***** ENTRIES PROVIDED *****

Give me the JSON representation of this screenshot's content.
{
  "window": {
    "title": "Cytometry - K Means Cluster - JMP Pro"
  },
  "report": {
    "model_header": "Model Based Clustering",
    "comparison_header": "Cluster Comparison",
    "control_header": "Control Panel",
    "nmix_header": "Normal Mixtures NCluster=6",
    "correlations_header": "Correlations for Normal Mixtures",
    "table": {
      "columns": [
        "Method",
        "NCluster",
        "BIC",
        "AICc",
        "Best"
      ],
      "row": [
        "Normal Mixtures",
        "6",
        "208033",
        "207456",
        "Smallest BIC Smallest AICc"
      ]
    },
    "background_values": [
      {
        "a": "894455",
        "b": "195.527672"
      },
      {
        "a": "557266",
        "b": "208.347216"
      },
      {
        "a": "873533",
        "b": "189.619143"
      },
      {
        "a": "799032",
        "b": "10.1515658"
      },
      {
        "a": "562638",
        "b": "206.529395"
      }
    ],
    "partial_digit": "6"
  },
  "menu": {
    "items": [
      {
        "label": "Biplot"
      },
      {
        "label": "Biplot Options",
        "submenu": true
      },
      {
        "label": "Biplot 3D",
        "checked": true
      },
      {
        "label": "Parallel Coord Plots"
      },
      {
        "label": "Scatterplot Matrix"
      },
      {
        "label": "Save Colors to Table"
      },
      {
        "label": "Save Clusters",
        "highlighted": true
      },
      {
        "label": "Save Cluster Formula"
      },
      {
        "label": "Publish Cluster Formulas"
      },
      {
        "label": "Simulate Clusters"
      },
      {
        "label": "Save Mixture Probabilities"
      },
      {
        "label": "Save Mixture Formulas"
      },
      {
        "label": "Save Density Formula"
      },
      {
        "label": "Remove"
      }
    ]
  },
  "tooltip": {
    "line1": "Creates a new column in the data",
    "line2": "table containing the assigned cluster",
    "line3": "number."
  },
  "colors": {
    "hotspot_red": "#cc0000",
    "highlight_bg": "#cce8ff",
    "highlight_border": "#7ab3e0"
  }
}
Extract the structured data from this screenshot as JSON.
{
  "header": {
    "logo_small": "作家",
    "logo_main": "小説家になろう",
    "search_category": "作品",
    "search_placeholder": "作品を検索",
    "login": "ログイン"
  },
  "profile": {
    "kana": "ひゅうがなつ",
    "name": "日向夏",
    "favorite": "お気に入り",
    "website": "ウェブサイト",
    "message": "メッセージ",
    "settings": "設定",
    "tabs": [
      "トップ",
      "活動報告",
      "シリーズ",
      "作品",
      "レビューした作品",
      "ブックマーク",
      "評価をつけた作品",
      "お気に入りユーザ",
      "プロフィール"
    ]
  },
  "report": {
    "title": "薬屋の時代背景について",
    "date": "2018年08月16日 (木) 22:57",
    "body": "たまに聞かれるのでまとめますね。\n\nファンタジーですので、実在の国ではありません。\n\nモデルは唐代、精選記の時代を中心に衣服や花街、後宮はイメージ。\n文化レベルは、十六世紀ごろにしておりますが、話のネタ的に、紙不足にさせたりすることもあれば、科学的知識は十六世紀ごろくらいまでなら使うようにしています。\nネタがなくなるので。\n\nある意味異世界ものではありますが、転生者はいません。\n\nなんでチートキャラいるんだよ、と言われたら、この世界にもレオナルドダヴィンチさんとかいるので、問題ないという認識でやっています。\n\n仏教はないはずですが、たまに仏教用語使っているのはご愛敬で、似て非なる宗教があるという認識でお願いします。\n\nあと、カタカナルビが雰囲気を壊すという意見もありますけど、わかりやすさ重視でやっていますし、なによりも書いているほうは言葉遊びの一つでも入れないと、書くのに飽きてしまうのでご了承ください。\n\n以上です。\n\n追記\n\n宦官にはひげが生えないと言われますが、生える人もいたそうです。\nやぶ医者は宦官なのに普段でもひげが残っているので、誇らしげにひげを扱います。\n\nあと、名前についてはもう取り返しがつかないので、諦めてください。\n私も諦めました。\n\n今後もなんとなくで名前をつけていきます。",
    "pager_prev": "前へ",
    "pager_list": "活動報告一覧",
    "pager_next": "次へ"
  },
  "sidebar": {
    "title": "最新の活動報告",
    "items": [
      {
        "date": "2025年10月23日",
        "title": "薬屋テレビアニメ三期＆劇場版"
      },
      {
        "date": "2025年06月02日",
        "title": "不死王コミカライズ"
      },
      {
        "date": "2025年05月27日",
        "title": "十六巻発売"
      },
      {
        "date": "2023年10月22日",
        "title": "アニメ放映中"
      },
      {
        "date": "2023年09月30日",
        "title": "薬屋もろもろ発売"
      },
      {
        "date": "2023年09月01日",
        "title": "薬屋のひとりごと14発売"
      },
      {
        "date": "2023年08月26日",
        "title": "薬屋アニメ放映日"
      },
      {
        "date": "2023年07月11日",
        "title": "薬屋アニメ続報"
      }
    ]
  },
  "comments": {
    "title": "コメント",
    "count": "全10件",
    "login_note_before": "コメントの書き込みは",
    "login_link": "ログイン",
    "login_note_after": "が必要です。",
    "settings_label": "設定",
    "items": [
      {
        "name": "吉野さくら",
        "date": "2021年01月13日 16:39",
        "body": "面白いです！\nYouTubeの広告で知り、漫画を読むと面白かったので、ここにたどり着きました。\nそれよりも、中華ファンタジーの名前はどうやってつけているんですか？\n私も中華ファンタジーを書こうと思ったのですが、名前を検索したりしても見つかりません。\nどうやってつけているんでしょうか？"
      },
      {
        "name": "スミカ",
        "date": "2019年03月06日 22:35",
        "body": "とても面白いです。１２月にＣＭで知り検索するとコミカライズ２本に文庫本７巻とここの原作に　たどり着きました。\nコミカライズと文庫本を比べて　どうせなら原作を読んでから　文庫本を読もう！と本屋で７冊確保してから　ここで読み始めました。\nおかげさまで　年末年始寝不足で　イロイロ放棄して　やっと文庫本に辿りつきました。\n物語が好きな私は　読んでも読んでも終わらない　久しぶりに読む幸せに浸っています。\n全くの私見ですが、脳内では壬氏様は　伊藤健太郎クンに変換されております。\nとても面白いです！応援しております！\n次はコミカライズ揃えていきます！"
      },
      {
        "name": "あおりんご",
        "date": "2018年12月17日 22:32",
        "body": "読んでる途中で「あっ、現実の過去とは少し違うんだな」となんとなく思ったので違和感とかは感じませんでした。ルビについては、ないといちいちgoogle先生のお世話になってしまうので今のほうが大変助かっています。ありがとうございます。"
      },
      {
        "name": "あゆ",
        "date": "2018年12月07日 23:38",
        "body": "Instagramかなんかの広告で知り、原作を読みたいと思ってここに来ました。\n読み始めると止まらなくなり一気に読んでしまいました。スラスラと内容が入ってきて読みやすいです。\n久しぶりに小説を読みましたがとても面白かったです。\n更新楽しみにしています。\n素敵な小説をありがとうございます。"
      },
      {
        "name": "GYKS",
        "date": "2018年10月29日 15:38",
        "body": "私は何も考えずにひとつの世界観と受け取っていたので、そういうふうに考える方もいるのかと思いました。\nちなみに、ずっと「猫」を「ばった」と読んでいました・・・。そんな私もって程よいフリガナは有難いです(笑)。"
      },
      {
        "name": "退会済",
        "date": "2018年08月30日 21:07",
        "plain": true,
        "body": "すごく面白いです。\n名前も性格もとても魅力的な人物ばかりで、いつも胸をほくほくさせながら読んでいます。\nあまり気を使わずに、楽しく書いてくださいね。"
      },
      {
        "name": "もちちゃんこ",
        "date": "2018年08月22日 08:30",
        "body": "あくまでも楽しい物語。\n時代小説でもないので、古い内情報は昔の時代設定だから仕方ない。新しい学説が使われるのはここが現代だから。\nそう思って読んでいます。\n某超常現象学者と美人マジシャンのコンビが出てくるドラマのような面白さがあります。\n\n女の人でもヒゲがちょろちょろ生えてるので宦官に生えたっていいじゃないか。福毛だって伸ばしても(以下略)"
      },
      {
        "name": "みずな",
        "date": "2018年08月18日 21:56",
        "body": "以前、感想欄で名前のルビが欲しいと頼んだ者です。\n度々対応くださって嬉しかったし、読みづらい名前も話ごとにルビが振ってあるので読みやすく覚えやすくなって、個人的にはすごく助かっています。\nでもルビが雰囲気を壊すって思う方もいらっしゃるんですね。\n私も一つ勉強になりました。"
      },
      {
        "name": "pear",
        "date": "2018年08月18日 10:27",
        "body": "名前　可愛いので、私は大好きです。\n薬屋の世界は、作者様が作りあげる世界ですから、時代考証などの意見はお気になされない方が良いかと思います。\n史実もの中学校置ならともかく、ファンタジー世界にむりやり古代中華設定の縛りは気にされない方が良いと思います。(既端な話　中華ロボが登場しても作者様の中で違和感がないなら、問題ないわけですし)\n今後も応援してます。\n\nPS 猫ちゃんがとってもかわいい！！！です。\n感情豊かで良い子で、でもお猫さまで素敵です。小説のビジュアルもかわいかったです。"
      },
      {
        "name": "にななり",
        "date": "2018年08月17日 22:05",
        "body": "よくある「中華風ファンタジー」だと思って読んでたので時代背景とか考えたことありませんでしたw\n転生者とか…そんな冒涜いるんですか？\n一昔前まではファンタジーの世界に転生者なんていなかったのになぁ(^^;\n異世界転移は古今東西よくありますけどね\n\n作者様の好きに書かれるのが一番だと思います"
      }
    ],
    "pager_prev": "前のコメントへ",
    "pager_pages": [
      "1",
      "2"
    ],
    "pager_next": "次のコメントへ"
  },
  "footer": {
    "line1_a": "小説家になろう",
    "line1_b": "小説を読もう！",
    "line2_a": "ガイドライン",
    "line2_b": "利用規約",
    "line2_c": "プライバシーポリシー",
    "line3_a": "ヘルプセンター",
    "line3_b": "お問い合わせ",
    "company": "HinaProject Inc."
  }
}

*****

TASK TO CARRY OUT. Copy every line of the records above that contains "NCluster".

WRITTEN REPLY.
    "nmix_header": "Normal Mixtures NCluster=6",
        "NCluster",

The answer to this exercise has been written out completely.